Copy out all lines where "item" appears.

━━━━━━━━━━━━━━━━━━━━━━━━━━━━━━

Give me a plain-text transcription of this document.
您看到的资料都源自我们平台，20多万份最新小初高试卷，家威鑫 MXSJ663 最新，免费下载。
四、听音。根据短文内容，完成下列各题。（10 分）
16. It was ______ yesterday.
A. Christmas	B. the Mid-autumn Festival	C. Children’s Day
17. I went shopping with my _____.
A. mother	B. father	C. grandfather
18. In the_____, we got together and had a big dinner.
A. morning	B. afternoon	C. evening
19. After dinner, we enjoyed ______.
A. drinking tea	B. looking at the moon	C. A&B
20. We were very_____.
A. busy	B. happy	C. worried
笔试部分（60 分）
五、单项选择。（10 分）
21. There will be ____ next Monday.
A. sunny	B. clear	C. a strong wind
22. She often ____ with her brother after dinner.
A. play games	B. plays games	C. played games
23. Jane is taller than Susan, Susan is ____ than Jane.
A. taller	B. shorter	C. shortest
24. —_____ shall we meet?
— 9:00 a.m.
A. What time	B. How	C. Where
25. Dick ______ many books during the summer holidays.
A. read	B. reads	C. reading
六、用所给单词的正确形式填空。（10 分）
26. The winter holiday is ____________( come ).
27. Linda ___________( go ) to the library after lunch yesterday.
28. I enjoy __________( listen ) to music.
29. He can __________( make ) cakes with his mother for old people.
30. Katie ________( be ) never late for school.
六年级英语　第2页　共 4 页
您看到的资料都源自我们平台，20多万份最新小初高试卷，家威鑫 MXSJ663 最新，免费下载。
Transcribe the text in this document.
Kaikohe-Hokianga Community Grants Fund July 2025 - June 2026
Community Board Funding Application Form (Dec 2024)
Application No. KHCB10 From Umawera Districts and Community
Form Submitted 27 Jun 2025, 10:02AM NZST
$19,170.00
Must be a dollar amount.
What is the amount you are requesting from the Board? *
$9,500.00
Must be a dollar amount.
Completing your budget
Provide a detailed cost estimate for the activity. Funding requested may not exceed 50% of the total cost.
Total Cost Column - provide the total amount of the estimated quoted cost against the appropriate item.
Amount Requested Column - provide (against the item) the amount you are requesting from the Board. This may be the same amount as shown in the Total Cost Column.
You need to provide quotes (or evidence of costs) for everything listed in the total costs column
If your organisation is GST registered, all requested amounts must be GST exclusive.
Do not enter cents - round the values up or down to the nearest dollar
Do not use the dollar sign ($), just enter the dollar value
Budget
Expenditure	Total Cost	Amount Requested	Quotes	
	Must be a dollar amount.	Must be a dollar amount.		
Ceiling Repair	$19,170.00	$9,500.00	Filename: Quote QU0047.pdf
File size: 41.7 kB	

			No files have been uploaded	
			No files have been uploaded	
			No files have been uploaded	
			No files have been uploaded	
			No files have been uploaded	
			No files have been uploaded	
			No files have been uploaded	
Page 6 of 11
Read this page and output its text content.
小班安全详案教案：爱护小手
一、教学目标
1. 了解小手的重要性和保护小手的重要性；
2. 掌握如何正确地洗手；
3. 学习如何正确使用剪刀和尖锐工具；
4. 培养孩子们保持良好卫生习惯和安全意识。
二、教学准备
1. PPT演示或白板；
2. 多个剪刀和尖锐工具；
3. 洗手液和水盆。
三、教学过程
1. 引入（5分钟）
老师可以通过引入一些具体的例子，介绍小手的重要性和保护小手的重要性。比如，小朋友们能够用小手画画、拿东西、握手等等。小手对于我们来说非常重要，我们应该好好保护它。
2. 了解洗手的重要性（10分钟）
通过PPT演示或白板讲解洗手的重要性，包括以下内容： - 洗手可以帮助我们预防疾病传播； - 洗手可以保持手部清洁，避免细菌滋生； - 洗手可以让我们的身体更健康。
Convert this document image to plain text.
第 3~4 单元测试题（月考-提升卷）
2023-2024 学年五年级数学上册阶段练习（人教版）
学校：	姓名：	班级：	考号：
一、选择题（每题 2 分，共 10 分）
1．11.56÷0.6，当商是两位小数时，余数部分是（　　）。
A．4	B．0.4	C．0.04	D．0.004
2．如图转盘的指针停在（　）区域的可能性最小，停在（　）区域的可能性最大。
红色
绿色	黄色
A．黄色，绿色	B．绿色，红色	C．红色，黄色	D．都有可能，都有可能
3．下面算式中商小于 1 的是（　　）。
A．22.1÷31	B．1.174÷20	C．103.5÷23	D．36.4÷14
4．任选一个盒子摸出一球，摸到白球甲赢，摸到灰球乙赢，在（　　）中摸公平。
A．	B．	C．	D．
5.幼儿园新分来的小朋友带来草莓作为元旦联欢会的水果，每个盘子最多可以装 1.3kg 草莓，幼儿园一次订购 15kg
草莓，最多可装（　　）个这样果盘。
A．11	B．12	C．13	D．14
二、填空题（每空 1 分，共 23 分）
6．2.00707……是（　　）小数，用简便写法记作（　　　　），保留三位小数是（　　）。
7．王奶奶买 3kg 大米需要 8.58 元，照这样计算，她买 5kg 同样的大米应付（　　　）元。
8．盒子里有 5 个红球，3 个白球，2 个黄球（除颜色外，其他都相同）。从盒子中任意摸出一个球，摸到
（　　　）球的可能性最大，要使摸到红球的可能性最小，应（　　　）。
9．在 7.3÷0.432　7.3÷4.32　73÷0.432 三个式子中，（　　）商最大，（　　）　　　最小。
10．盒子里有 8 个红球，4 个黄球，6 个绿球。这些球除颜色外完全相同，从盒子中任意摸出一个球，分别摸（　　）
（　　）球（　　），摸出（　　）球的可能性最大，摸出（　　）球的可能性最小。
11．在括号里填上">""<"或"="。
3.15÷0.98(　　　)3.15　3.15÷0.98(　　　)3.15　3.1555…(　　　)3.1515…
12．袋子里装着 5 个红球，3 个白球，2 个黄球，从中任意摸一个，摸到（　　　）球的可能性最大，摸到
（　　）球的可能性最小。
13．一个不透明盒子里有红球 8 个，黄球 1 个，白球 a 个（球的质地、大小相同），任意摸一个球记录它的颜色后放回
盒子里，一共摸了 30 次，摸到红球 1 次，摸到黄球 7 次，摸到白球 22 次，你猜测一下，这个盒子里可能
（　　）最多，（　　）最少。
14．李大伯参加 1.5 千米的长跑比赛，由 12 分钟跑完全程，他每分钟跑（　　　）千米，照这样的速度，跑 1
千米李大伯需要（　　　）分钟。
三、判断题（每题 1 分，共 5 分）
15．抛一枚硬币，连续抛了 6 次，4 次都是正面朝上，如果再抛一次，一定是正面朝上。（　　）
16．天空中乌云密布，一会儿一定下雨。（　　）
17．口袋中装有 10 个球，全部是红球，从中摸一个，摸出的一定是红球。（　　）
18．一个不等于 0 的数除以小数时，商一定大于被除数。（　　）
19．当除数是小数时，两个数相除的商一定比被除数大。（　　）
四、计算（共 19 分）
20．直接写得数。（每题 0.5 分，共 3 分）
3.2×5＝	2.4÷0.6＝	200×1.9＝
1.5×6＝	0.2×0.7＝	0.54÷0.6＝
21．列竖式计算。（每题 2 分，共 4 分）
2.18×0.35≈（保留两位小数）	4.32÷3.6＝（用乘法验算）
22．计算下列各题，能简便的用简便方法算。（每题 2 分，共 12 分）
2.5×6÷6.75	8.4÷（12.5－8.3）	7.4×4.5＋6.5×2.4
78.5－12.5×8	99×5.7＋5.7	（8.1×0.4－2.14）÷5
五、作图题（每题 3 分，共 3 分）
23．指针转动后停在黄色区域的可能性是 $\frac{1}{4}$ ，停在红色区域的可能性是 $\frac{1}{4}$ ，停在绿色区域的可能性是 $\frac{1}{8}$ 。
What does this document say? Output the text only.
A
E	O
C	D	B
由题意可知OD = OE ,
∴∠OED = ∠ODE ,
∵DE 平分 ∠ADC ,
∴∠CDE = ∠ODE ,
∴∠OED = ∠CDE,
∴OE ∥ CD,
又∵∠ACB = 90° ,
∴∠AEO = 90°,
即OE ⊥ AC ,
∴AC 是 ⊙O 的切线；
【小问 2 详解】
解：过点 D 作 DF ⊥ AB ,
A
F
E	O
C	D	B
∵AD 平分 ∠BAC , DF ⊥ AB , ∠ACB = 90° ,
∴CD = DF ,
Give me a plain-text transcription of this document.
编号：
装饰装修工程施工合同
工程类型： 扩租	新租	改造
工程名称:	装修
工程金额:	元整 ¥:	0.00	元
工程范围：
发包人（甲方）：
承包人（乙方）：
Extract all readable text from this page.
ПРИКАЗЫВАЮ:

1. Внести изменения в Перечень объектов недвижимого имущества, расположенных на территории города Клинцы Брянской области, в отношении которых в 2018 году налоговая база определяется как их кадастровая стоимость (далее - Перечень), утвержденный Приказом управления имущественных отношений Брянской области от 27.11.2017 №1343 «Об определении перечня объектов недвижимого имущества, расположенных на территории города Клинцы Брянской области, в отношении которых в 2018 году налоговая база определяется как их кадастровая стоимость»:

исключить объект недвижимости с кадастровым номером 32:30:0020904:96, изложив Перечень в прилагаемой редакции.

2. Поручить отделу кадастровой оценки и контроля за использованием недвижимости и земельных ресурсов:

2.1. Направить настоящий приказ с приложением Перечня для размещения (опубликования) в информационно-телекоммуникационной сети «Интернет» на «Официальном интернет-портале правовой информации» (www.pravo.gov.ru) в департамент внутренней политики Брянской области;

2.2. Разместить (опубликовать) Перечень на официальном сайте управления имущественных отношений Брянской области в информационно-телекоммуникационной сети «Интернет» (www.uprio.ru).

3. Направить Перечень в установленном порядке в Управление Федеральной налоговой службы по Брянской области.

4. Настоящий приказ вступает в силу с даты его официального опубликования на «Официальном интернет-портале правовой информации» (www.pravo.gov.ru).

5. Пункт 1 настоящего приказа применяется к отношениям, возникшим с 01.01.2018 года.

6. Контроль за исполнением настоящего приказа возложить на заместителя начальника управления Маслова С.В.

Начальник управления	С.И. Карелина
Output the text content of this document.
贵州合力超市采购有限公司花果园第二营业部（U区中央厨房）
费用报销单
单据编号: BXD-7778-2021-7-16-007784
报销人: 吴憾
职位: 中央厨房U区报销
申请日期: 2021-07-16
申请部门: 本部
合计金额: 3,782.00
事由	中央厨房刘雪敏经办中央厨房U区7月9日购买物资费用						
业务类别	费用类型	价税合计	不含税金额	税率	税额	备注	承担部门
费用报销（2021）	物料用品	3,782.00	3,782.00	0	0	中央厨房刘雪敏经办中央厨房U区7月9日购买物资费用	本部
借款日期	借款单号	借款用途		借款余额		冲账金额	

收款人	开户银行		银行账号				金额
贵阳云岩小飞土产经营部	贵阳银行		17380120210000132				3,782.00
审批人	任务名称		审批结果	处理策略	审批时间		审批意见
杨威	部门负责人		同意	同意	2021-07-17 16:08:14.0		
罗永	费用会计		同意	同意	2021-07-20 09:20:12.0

━━━━━━━━━━━━━━━━━━━━━━━━━━━━━━

### REPLY
Total Cost Column - provide the total amount of the estimated quoted cost against the appropriate item.
Amount Requested Column - provide (against the item) the amount you are requesting from the Board. This may be the same amount as shown in the Total Cost Column.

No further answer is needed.